● **Trecho do texto**
—————
STJ - H.C. de Ofício em REsp - Dosimetria da Pena Tráfico
O STJ, em HC de Ofício em REsp, afastou a valoração negativa da culpabilidade, dos motivos e das consequências do crime; determinou a aplicação da fração de 1/6 para a atenuante da confissão espontânea; e reconheceu a presença do bis in idem.
Grupo Mentoria em HC e REsp - Whatsaap - Todo dia Jurisprudência
https://chat.whatsapp.com/FlHlXjhZPVP30cY0elYa10
O STJ, em HC de Ofício em REsp, afastou a valoração negativa da culpabilidade, dos motivos e das consequências do crime; determinou a aplicação da fração de 1/6 para a atenuante da confissão espontânea; e reconheceu a presença do bis in idem, determinando que o Tribunal de origem proceda a uma nova dosimetria da pena:
PROCESSO PENAL. AGRAVO REGIMENTAL EM AGRAVO EM RECURSO ESPECIAL. IMPUGNAÇÃO DEFICIENTE DA DECISÃO DE INADMISSÃO NA ORIGEM. INOBSERVÂNCIA DO COMANDO LEGAL INSERTO NOS ARTS. 932, III, DO CPC E 253, PARÁGRAFO ÚNICO, I, DO RISTJ. ILEGALIDADE FLAGRANTE. TRÁFICO DE DROGAS. DOSIMETRIA. HABEAS CORPUS CONCEDIDO DE OFÍCIO. 1. O agravo que não rebate especificamente os fundamentos utilizados para inadmitir o especial atrai a incidência da Súmula nº 182/STJ. 2. Verificada, de ofício, a ocorrência de ilegalidade relativa à dosimetria da pena imposta, sendo necessária a concessão de habeas corpus quanto a esse aspecto. 3. Agravo regimental improvido. Ordem de habeas corpus concedida de ofício para afastar a valoração negativa da culpabilidade, dos motivos e das consequências do crime; determinar a aplicação da fração de 1/6 para a atenuante da confissão espontânea; e reconhecer a presença do bis in idem, determinando que o Tribunal de origem proceda a uma nova dosimetria da pena, levando em consideração os termos explicitados. (STJ; AgRg-AREsp 1.946.013; Proc. 2021/0242256-4; ES; Sexta Turma; Rel. Min. Sebastião Reis Júnior; Julg. 26/10/2021; DJE 05/11/2021)
—————
● **Tarefa 1**
No texto sobre a dosimetria da pena no tráfico, quais aspectos do crime tiveram a valoração negativa afastada pelo STJ? Liste todos.
● **Tarefa 2**
Passe para o inglês esta frase do texto sobre a dosimetria da pena no tráfico: "O agravo que não rebate especificamente os fundamentos utilizados para inadmitir o especial atrai a incidência da Súmula nº 182/STJ."
● **Tarefa 3**
Dê sequência ao texto sobre a dosimetria da pena no tráfico a partir do ponto em que ele termina.
—————
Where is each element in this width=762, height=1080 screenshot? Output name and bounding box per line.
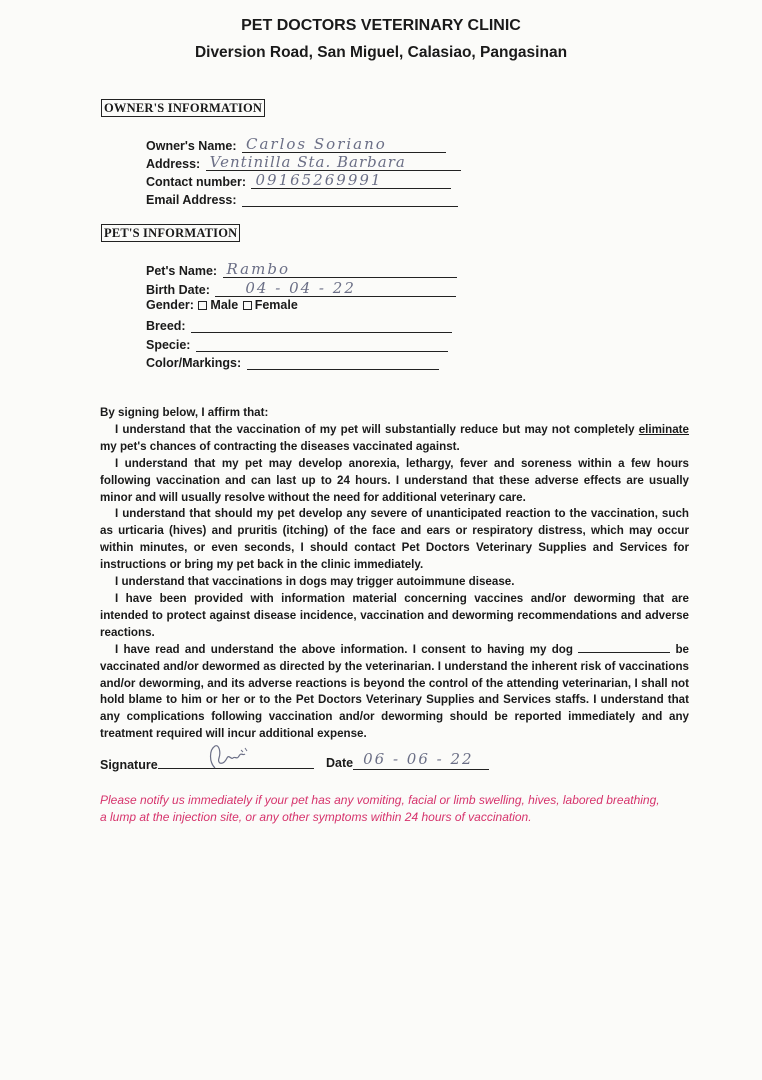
owner-address-value: Ventinilla Sta. Barbara	[209, 153, 406, 171]
notice-text: Please notify us immediately if your pet has any vomiting, facial or limb swelling, hives, labored breathing, a lump at the injection site, or any other symptoms within 24 hours of vaccination.	[100, 793, 660, 824]
date-row	[326, 750, 489, 770]
pet-color-label: Color/Markings:	[146, 356, 242, 370]
owner-name-label: Owner's Name:	[146, 139, 237, 153]
pet-birthdate-label: Birth Date:	[146, 283, 210, 297]
signature-label: Signature	[100, 758, 158, 772]
pet-specie-field[interactable]	[196, 335, 448, 352]
owner-contact-value: 09165269991	[255, 171, 383, 189]
pet-gender-row	[146, 298, 298, 316]
female-checkbox[interactable]	[243, 301, 252, 310]
dog-name-blank[interactable]	[578, 642, 670, 653]
consent-paragraph-6: I have read and understand the above information. I consent to having my dog be vaccinated and/or dewormed as directed by the veterinarian. I understand the inherent risk of vaccinations and/or deworming, and its adverse reactions is beyond the control of the attending veterinarian, I shall not hold blame to him or her or to the Pet Doctors Veterinary Supplies and Services staffs. I understand that any complications following vaccination and/or deworming should be reported immediately and any treatment required will incur additional expense.	[100, 642, 689, 741]
consent-paragraph-4: I understand that vaccinations in dogs may trigger autoimmune disease.	[115, 575, 515, 589]
pet-specie-label: Specie:	[146, 338, 191, 352]
pet-breed-field[interactable]	[191, 316, 452, 333]
owner-email-field[interactable]	[242, 190, 458, 207]
pet-color-row	[146, 353, 439, 371]
consent-intro: By signing below, I affirm that:	[100, 406, 269, 419]
female-option-label: Female	[254, 298, 298, 312]
male-option-label: Male	[210, 298, 239, 312]
pet-section-title: PET'S INFORMATION	[101, 224, 240, 242]
date-field[interactable]	[353, 750, 489, 770]
owner-name-field[interactable]	[242, 136, 446, 153]
owner-email-row	[146, 190, 458, 208]
pet-birthdate-value: 04 - 04 - 22	[245, 279, 356, 297]
owner-name-value: Carlos Soriano	[246, 135, 387, 153]
pet-name-value: Rambo	[226, 260, 290, 278]
consent-paragraph-3: I understand that should my pet develop any severe of unanticipated reaction to the vaccination, such as urticaria (hives) and pruritis (itching) of the face and ears or respiratory distress, which may occur within minutes, or even seconds, I should contact Pet Doctors Veterinary Supplies and Services for instructions or bring my pet back in the clinic immediately.	[100, 507, 689, 572]
owner-contact-label: Contact number:	[146, 175, 246, 189]
pet-name-row	[146, 261, 457, 279]
owner-email-label: Email Address:	[146, 193, 237, 207]
pet-birthdate-field[interactable]	[215, 280, 456, 297]
owner-contact-row	[146, 172, 451, 190]
date-value: 06 - 06 - 22	[363, 750, 474, 768]
pet-name-field[interactable]	[223, 261, 457, 278]
consent-text	[100, 405, 689, 743]
pet-birthdate-row	[146, 280, 456, 298]
date-label: Date	[326, 756, 354, 770]
pet-color-field[interactable]	[247, 353, 439, 370]
pet-gender-label: Gender:	[146, 298, 194, 312]
consent-paragraph-2: I understand that my pet may develop anorexia, lethargy, fever and soreness within a few hours following vaccination and can last up to 24 hours. I understand that these adverse effects are usually minor and will usually resolve without the need for additional veterinary care.	[100, 456, 689, 504]
owner-section-title: OWNER'S INFORMATION	[101, 99, 265, 117]
pet-specie-row	[146, 335, 448, 353]
pet-breed-row	[146, 316, 452, 334]
clinic-name: PET DOCTORS VETERINARY CLINIC	[241, 17, 521, 34]
owner-address-field[interactable]	[206, 154, 461, 171]
owner-address-label: Address:	[146, 157, 201, 171]
pet-breed-label: Breed:	[146, 319, 186, 333]
clinic-address: Diversion Road, San Miguel, Calasiao, Pangasinan	[194, 44, 568, 61]
owner-contact-field[interactable]	[251, 172, 451, 189]
owner-name-row	[146, 136, 446, 154]
male-checkbox[interactable]	[198, 301, 207, 310]
consent-paragraph-1: I understand that the vaccination of my pet will substantially reduce but may not completely eliminate my pet's chances of contracting the diseases vaccinated against.	[100, 422, 689, 453]
signature-scribble	[205, 742, 255, 776]
pet-name-label: Pet's Name:	[146, 264, 218, 278]
consent-paragraph-5: I have been provided with information material concerning vaccines and/or deworming that are intended to protect against disease incidence, vaccination and deworming recommendations and adverse reactions.	[100, 591, 689, 639]
owner-address-row	[146, 154, 461, 172]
—————
● **Resposta 1**
- a culpabilidade
- os motivos
- as consequências do crime

● **Resposta 2**
An interlocutory appeal that does not specifically rebut the grounds used to deny admission of the special appeal triggers the application of STJ Súmula No. 182.

● **Resposta 3**
No VOTO CONDUDOR, as explicações:
VOTO
O EXMO. SR. MINISTRO SEBASTIÃO REIS JÚNIOR (RELATOR):
(...)
Contudo, apesar de não prosperarem os argumentos defendidos pelo
agravante, verifico a existência de ilegalidade flagrante na dosimetria da pena, a ser corrigida de ofício, por meio de habeas corpus.
Da análise dos autos, verifica-se que o ora agravante foi condenado
à pena de 6 anos e 3 meses de reclusão, em regime inicial semiaberto, e ao
pagamento de 650 dias-multa, como incurso no art. 33, caput, da Lei n.
11.343/2006 (apreensão de 4.694 kg de crack).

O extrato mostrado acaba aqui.